##### PAGE EXCERPT

So SWTOR’s first month is out the door and, predictably, the doom and gloom merchants have come out of the woodwork as server populations have dropped across the board. They have a point, of course: in the last few years, many games have launched with a bang only to fizzle go free to play after a few months, and while a drop in numbers is to be expected after the free month runs out, there’s a difference between an expected drop and full-on freefall.

I have my own theories about this, and one of them has to do with general game pacing and what I like to call content locusts. One of the major differences between games in the early MMO generation (EQ, UO, AC, etc.) and those we have today boils down to something fairly simple but with far-reaching effects: leveling speed.

Way back when – you know, in the last millennium – reaching max level was the end of a long, arduous and sometimes grueling journey (though personally I rarely found it excessive), and it certainly wasn’t the thing most players thought about when their character first logged into the world. Sure, even then max level was the ultimate goal – but it was a dim, distant and hazy goal, not something you spoke of as though you’d be there tomorrow, as though everything in between being born and hitting the cap was utterly irrelevant. Because there wasn’t all that much to do when you got there; but that was okay, since getting there (at least by non-exploity means) was going to take a while.

Back then, the journey mattered – hell, the journey was the game. The dungeons you did at 10, 20 or 40 and the gear you were rewarded with after many tribulations and not a few corpse runs were major events, challenges in their own right, and not mere stepping-stones on an ever-shorter road to the fabled end-game. I actually remember getting my Atlan weapon and the Green Mire armor in AC – you don’t have to know the game, you just need to know they were major achievements and, since I’m writing about them now, they created some long-lasting and very fond memories.

##########

INSTRUCTIONS
[a] Retype the part of the post on MMO leveling speed that opens with the words containing "So SWTOR’s first" and closes with "effects: leveling speed.".
[b] Translate this sentence from the post on MMO leveling speed into Spanish: "Back then, the journey mattered – hell, the journey was the game."
[c] Proceed with the post on MMO leveling speed, picking up after its final sentence.

##### INFORMATION SUPPLIED

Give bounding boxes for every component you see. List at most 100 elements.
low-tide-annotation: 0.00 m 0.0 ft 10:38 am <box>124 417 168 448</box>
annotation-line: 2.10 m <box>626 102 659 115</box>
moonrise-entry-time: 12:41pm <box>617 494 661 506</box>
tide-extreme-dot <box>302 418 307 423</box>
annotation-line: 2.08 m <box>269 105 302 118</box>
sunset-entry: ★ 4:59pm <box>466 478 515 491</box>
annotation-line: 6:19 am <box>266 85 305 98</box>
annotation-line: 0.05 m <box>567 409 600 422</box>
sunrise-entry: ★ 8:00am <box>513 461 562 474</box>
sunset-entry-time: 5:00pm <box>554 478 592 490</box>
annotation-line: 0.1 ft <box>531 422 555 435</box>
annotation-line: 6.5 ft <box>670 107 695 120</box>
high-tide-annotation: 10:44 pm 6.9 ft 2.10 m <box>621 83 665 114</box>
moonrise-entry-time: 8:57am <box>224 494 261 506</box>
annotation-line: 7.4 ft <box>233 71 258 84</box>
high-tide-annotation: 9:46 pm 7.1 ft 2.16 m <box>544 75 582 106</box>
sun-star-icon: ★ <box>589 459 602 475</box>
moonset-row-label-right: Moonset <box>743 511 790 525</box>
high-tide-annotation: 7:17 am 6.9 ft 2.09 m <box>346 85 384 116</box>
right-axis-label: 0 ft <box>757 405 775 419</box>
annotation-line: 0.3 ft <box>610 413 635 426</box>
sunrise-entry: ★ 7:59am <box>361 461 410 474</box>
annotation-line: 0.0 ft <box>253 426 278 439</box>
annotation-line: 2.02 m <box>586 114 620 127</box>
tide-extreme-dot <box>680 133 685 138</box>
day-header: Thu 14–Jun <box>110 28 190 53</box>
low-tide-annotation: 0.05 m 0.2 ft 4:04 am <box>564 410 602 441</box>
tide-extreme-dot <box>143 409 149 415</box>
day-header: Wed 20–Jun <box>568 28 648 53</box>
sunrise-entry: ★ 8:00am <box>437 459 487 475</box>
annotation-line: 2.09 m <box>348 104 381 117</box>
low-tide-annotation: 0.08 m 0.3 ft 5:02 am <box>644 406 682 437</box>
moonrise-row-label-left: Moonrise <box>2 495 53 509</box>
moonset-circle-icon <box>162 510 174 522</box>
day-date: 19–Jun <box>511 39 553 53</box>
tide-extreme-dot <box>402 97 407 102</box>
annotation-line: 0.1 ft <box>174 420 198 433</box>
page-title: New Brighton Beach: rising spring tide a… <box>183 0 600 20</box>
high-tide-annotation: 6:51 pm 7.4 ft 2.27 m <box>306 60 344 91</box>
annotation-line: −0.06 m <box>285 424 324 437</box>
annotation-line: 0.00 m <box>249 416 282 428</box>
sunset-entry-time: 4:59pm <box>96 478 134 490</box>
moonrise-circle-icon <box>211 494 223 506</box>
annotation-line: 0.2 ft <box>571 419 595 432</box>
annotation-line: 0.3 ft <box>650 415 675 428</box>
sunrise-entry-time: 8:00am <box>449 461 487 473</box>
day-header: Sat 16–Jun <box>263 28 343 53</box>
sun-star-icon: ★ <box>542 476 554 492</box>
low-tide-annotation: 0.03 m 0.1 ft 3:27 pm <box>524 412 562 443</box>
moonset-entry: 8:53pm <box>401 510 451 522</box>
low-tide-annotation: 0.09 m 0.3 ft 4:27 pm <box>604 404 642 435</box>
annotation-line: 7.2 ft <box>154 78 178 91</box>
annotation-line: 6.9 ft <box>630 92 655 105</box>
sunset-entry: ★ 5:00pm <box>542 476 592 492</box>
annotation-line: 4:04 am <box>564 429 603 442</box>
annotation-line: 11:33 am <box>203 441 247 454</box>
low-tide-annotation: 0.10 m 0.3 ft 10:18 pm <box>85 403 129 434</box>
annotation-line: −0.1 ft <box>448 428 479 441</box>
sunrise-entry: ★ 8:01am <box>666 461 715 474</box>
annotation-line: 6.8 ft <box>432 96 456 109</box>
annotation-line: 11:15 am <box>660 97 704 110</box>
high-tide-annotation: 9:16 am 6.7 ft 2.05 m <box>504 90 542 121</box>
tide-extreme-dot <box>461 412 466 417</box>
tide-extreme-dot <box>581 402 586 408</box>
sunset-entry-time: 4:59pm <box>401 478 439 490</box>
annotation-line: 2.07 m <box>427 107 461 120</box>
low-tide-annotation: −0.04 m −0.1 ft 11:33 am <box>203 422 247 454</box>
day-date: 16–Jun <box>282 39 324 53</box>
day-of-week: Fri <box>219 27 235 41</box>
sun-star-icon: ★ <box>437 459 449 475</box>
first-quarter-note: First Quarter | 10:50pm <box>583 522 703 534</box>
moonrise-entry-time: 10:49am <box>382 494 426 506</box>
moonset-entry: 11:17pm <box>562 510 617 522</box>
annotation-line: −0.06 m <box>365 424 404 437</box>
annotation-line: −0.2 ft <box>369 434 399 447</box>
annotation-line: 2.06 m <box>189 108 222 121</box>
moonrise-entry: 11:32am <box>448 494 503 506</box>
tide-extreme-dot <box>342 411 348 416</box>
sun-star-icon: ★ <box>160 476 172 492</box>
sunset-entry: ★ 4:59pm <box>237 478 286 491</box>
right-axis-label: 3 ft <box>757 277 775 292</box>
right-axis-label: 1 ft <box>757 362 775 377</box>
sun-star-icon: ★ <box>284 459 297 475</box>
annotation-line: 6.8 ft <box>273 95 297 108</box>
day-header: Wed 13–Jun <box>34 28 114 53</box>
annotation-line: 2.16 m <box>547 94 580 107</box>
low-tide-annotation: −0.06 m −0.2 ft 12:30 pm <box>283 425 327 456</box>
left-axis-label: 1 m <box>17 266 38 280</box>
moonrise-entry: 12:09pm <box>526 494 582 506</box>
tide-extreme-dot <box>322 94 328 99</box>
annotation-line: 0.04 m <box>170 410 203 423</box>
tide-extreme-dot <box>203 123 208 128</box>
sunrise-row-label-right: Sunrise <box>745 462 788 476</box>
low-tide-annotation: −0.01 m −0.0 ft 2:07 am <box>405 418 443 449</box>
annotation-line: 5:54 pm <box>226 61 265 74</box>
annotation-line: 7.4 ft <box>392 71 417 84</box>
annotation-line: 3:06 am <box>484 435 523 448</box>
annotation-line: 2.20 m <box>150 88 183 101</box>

##########

SET OF ANSWERS
[a]
So SWTOR’s first month is out the door and, predictably, the doom and gloom merchants have come out of the woodwork as server populations have dropped across the board. They have a point, of course: in the last few years, many games have launched with a bang only to fizzle go free to play after a few months, and while a drop in numbers is to be expected after the free month runs out, there’s a difference between an expected drop and full-on freefall.

I have my own theories about this, and one of them has to do with general game pacing and what I like to call content locusts. One of the major differences between games in the early MMO generation (EQ, UO, AC, etc.) and those we have today boils down to something fairly simple but with far-reaching effects: leveling speed.

[b] En aquel entonces, el viaje importaba – demonios, el viaje era el juego.

[c]
Back then, the Yellow Brick Road wasn’t an express train to the Emerald City – and, to torture that metaphor a little more, we all know what happened when Dorothy and her group actually got there and looked behind the curtain. Right.

When it launched, what distinguished WoW from its predecessors was its structure (the famous Theme Park design) and its orderly progression of quests rather than its leveling speed, because even WoW wasn’t all that fast in terms of leveling in the early days. It was faster than its predecessors, but it wasn’t blink-and-you-miss-it fast the way games are now. Here’s something I’ve noticed: you know the leveling speed in a game is too rapid when you leave a zone after doing only a few quests, or when wanting to actually finish the quest lines for a zone means you’ll be way over level for the next.

This is what’s happening to me in SWTOR, and it’s a real shame because that game has some of the best story arcs and zone questlines I’ve seen in a long time. The standard “Kill 10 rats” quests have mostly been relegated to the status of bonus quests: you can do them if you like, and often they’ll do themselves while you’re pursuing the main quest objective, but you lose nothing if you ignore them. I tend to do them or not depending on my mood and depending on whether I want the rewards they offer (usually commendations that can be spent on gear or improvements) – the thing is, I’m leveling so fast even at my rather meandering and alt-distracted pace that most of the time there’s no point in doing them: by the time I have enough commendations to get the gear, I’ve out-leveled it anyway.

Faster leveling trivializes the content devs work so hard to bring us and leads to a bunch of disappointed max level folk who don’t have enough to do and who feel as though they got bait-and-switched. If it really is all about the end-game, why not just build an end-game game? Why not just do away with all those pesky levels, start people at max, and go from there? (Incidentally, that’s exactly what you can do in Guild Wars if you’re only interested in PvP, so it’s not exactly unheard-of.)

Why not? Because we enjoy leveling and because the unfolding story, the slow but steady gain in powers and the acquisition of fun new stuff is what made MMOs such addictive fun in the first place. So why are games now throwing the baby out with the bathwater, as one designer once so famously said?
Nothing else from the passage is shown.